[Items listed in a dataset]

►

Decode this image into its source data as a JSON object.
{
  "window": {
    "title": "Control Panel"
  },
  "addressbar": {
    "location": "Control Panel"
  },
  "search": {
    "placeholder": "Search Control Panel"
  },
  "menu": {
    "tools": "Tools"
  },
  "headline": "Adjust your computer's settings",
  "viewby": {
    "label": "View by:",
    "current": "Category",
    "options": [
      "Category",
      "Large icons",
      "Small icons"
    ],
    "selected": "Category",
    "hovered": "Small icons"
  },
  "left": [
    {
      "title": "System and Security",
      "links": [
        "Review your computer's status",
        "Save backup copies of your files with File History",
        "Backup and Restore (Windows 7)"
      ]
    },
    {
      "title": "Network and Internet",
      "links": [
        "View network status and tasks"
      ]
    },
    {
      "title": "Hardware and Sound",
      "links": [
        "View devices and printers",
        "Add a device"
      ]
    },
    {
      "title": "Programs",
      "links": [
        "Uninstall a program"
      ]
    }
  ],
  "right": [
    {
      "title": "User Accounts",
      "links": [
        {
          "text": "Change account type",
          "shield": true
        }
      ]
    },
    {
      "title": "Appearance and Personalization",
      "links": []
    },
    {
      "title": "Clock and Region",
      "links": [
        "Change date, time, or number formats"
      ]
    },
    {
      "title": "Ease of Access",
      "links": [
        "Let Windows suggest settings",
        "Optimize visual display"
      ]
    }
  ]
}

◄
►

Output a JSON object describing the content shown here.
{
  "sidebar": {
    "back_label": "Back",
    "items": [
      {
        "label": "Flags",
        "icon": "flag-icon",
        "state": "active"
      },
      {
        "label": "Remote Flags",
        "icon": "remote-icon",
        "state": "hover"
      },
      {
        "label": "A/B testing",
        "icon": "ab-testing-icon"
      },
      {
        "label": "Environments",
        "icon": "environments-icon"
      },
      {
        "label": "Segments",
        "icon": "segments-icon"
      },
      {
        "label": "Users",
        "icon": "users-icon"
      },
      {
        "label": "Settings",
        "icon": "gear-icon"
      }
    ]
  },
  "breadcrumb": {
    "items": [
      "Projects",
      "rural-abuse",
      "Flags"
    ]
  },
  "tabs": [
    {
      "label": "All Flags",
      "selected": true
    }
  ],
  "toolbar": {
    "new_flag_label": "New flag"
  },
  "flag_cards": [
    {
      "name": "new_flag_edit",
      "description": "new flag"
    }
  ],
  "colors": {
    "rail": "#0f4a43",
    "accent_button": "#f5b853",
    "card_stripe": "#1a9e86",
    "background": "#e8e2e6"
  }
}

◄

#### [Your instructions]
Answer only with how many lines in the records include "JSON".

#### [Answer to the problem]
2